Transcribe the material below exactly as it appears.

[Collected data]
%%
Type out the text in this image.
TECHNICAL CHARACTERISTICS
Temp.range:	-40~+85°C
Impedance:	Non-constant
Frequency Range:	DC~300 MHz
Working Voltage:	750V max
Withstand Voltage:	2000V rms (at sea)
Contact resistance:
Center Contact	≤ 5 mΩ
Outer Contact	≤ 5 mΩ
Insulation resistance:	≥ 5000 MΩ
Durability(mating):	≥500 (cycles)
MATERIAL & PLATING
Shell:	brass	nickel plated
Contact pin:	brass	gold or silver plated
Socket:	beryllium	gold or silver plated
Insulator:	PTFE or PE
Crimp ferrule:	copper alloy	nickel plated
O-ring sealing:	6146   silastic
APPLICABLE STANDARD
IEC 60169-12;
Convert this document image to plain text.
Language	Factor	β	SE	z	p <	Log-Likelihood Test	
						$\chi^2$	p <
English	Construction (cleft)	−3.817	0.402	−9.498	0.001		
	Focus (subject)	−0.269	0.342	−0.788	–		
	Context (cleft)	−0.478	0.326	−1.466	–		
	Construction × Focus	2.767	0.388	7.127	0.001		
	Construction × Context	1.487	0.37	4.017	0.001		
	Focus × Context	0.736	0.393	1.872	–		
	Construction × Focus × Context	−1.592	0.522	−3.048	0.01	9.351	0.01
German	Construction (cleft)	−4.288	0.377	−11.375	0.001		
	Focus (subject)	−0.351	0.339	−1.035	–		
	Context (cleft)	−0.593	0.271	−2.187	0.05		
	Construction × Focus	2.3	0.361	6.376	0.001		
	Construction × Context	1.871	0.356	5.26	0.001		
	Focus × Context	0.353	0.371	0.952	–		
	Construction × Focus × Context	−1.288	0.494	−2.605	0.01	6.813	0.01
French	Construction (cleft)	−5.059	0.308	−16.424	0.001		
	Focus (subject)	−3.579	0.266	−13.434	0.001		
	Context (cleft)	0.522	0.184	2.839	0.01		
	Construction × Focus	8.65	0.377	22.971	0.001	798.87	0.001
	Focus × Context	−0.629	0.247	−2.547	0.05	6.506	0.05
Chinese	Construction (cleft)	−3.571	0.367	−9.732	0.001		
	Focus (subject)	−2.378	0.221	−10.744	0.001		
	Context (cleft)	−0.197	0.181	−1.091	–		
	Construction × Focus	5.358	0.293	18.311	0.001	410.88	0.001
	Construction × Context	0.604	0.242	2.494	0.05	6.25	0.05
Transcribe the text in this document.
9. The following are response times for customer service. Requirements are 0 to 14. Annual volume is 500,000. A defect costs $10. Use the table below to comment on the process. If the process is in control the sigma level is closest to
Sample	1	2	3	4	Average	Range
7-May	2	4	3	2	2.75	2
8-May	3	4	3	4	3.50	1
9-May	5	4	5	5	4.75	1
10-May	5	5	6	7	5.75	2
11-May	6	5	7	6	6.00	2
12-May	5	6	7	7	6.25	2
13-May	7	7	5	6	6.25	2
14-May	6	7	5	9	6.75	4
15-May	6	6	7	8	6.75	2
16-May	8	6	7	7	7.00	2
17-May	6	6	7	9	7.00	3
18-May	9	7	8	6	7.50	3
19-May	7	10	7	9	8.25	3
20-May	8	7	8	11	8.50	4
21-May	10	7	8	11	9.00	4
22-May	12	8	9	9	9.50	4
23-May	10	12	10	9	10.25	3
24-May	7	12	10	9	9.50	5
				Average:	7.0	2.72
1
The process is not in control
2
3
%%
Task result:
Type out the text in this image.
TECHNICAL CHARACTERISTICS
Temp.range:	-40~+85°C
Impedance:	Non-constant
Frequency Range:	DC~300 MHz
Working Voltage:	750V max
Withstand Voltage:	2000V rms (at sea)
Contact resistance:
Center Contact	≤ 5 mΩ
Outer Contact	≤ 5 mΩ
Insulation resistance:	≥ 5000 MΩ
Durability(mating):	≥500 (cycles)
MATERIAL & PLATING
Shell:	brass	nickel plated
Contact pin:	brass	gold or silver plated
Socket:	beryllium	gold or silver plated
Insulator:	PTFE or PE
Crimp ferrule:	copper alloy	nickel plated
O-ring sealing:	6146   silastic
APPLICABLE STANDARD
IEC 60169-12;
Convert this document image to plain text.
Language	Factor	β	SE	z	p <	Log-Likelihood Test	
						$\chi^2$	p <
English	Construction (cleft)	−3.817	0.402	−9.498	0.001		
	Focus (subject)	−0.269	0.342	−0.788	–		
	Context (cleft)	−0.478	0.326	−1.466	–		
	Construction × Focus	2.767	0.388	7.127	0.001		
	Construction × Context	1.487	0.37	4.017	0.001		
	Focus × Context	0.736	0.393	1.872	–		
	Construction × Focus × Context	−1.592	0.522	−3.048	0.01	9.351	0.01
German	Construction (cleft)	−4.288	0.377	−11.375	0.001		
	Focus (subject)	−0.351	0.339	−1.035	–		
	Context (cleft)	−0.593	0.271	−2.187	0.05		
	Construction × Focus	2.3	0.361	6.376	0.001		
	Construction × Context	1.871	0.356	5.26	0.001		
	Focus × Context	0.353	0.371	0.952	–		
	Construction × Focus × Context	−1.288	0.494	−2.605	0.01	6.813	0.01
French	Construction (cleft)	−5.059	0.308	−16.424	0.001		
	Focus (subject)	−3.579	0.266	−13.434	0.001		
	Context (cleft)	0.522	0.184	2.839	0.01		
	Construction × Focus	8.65	0.377	22.971	0.001	798.87	0.001
	Focus × Context	−0.629	0.247	−2.547	0.05	6.506	0.05
Chinese	Construction (cleft)	−3.571	0.367	−9.732	0.001		
	Focus (subject)	−2.378	0.221	−10.744	0.001		
	Context (cleft)	−0.197	0.181	−1.091	–		
	Construction × Focus	5.358	0.293	18.311	0.001	410.88	0.001
	Construction × Context	0.604	0.242	2.494	0.05	6.25	0.05
Transcribe the text in this document.
9. The following are response times for customer service. Requirements are 0 to 14. Annual volume is 500,000. A defect costs $10. Use the table below to comment on the process. If the process is in control the sigma level is closest to
Sample	1	2	3	4	Average	Range
7-May	2	4	3	2	2.75	2
8-May	3	4	3	4	3.50	1
9-May	5	4	5	5	4.75	1
10-May	5	5	6	7	5.75	2
11-May	6	5	7	6	6.00	2
12-May	5	6	7	7	6.25	2
13-May	7	7	5	6	6.25	2
14-May	6	7	5	9	6.75	4
15-May	6	6	7	8	6.75	2
16-May	8	6	7	7	7.00	2
17-May	6	6	7	9	7.00	3
18-May	9	7	8	6	7.50	3
19-May	7	10	7	9	8.25	3
20-May	8	7	8	11	8.50	4
21-May	10	7	8	11	9.00	4
22-May	12	8	9	9	9.50	4
23-May	10	12	10	9	10.25	3
24-May	7	12	10	9	9.50	5
				Average:	7.0	2.72
1
The process is not in control
2
3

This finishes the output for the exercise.